[Dataset records]
** Start **

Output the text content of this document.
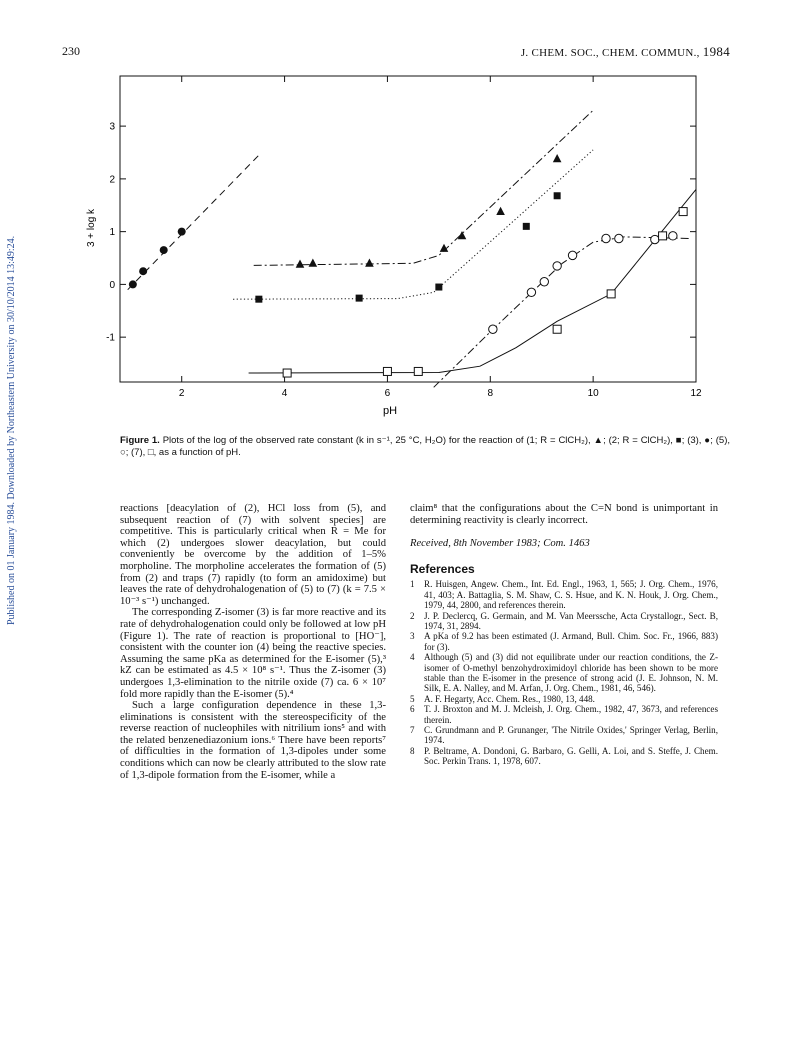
230	J. CHEM. SOC., CHEM. COMMUN., 1984
Published on 01 January 1984. Downloaded by Northeastern University on 30/10/2014 13:49:24.	2	4	6	8	10	12
-1
0
1
2
3
pH
3 + log k
Figure 1. Plots of the log of the observed rate constant (k in s⁻¹, 25 °C, H₂O) for the reaction of (1; R = ClCH₂), ▲; (2; R = ClCH₂), ■; (3), ●; (5), ○; (7), □, as a function of pH.

reactions [deacylation of (2), HCl loss from (5), and subsequent reaction of (7) with solvent species] are competitive. This is particularly critical when R = Me for which (2) undergoes slower deacylation, but could conveniently be overcome by the addition of 1–5% morpholine. The morpholine accelerates the formation of (5) from (2) and traps (7) rapidly (to form an amidoxime) but leaves the rate of dehydrohalogenation of (5) to (7) (k = 7.5 × 10⁻³ s⁻¹) unchanged.

The corresponding Z-isomer (3) is far more reactive and its rate of dehydrohalogenation could only be followed at low pH (Figure 1). The rate of reaction is proportional to [HO⁻], consistent with the counter ion (4) being the reactive species. Assuming the same pKa as determined for the E-isomer (5),³ kZ can be estimated as 4.5 × 10⁸ s⁻¹. Thus the Z-isomer (3) undergoes 1,3-elimination to the nitrile oxide (7) ca. 6 × 10⁷ fold more rapidly than the E-isomer (5).⁴

Such a large configuration dependence in these 1,3-eliminations is consistent with the stereospecificity of the reverse reaction of nucleophiles with nitrilium ions⁵ and with the related benzenediazonium ions.⁶ There have been reports⁷ of difficulties in the formation of 1,3-dipoles under some conditions which can now be clearly attributed to the slow rate of 1,3-dipole formation from the E-isomer, while a

claim⁸ that the configurations about the C=N bond is unimportant in determining reactivity is clearly incorrect.

Received, 8th November 1983; Com. 1463

References
1 R. Huisgen, Angew. Chem., Int. Ed. Engl., 1963, 1, 565; J. Org. Chem., 1976, 41, 403; A. Battaglia, S. M. Shaw, C. S. Hsue, and K. N. Houk, J. Org. Chem., 1979, 44, 2800, and references therein.
2 J. P. Declercq, G. Germain, and M. Van Meerssche, Acta Crystallogr., Sect. B, 1974, 31, 2894.
3 A pKa of 9.2 has been estimated (J. Armand, Bull. Chim. Soc. Fr., 1966, 883) for (3).
4 Although (5) and (3) did not equilibrate under our reaction conditions, the Z-isomer of O-methyl benzohydroximidoyl chloride has been shown to be more stable than the E-isomer in the presence of strong acid (J. E. Johnson, N. M. Silk, E. A. Nalley, and M. Arfan, J. Org. Chem., 1981, 46, 546).
5 A. F. Hegarty, Acc. Chem. Res., 1980, 13, 448.
6 T. J. Broxton and M. J. Mcleish, J. Org. Chem., 1982, 47, 3673, and references therein.
7 C. Grundmann and P. Grunanger, 'The Nitrile Oxides,' Springer Verlag, Berlin, 1974.
8 P. Beltrame, A. Dondoni, G. Barbaro, G. Gelli, A. Loi, and S. Steffe, J. Chem. Soc. Perkin Trans. 1, 1978, 607.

** End **

What the exercise asks:
Identify every line above that includes the word "dehydrohalogenation", and show those lines.

Correct result:
reactions [deacylation of (2), HCl loss from (5), and subsequent reaction of (7) with solvent species] are competitive. This is particularly critical when R = Me for which (2) undergoes slower deacylation, but could conveniently be overcome by the addition of 1–5% morpholine. The morpholine accelerates the formation of (5) from (2) and traps (7) rapidly (to form an amidoxime) but leaves the rate of dehydrohalogenation of (5) to (7) (k = 7.5 × 10⁻³ s⁻¹) unchanged.
The corresponding Z-isomer (3) is far more reactive and its rate of dehydrohalogenation could only be followed at low pH (Figure 1). The rate of reaction is proportional to [HO⁻], consistent with the counter ion (4) being the reactive species. Assuming the same pKa as determined for the E-isomer (5),³ kZ can be estimated as 4.5 × 10⁸ s⁻¹. Thus the Z-isomer (3) undergoes 1,3-elimination to the nitrile oxide (7) ca. 6 × 10⁷ fold more rapidly than the E-isomer (5).⁴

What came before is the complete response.